Collection entries:
= = = = =

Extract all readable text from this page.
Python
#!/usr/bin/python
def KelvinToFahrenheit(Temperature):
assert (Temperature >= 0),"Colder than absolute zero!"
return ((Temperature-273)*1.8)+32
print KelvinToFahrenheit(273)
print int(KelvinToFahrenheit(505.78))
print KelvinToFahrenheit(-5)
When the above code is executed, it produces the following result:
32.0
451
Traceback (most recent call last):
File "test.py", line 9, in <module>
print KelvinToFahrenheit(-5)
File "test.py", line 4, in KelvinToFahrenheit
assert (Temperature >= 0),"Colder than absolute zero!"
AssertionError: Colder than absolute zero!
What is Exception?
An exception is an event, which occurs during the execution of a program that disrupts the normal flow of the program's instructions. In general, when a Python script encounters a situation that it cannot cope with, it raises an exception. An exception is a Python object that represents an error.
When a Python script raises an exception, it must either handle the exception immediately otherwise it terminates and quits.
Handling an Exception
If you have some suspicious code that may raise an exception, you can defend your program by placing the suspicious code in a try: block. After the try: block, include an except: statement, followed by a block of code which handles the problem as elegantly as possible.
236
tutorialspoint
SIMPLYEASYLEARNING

= = = = =

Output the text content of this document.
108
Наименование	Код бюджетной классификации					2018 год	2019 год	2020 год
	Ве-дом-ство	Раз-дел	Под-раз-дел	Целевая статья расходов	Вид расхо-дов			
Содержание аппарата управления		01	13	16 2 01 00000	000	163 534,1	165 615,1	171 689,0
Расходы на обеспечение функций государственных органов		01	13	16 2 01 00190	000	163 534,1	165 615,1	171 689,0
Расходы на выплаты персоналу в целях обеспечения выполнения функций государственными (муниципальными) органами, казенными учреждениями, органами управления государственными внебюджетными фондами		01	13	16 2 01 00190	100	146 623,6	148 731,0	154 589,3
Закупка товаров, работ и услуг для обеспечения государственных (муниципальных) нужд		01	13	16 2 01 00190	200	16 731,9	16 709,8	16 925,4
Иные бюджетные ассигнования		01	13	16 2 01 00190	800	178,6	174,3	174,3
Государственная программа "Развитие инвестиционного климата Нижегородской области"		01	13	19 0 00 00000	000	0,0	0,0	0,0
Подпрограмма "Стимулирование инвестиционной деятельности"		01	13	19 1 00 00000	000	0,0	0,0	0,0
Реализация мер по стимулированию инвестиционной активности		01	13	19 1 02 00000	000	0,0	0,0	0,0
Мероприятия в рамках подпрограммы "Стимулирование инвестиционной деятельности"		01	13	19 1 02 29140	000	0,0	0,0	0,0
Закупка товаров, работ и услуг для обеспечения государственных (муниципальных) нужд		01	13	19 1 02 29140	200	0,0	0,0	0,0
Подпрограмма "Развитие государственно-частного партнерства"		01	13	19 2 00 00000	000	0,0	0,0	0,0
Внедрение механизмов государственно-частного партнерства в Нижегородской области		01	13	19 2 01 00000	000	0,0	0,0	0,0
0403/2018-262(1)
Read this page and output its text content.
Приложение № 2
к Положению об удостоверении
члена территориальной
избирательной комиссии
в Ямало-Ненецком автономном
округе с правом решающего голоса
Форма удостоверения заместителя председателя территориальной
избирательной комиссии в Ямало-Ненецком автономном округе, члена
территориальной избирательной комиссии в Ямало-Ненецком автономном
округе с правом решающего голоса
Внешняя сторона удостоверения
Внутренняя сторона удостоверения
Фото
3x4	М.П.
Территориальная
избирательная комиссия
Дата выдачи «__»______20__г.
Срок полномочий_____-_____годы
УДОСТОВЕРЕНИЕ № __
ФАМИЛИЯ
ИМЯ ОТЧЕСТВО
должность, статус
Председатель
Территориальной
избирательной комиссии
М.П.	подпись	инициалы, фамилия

= = = = =

**AIM OF THE TASK:**
Using the records above, find and show each line with the string "работ".

**FINAL ANSWER:**
Закупка товаров, работ и услуг для обеспечения государственных (муниципальных) нужд		01	13	16 2 01 00190	200	16 731,9	16 709,8	16 925,4
Закупка товаров, работ и услуг для обеспечения государственных (муниципальных) нужд		01	13	19 1 02 29140	200	0,0	0,0	0,0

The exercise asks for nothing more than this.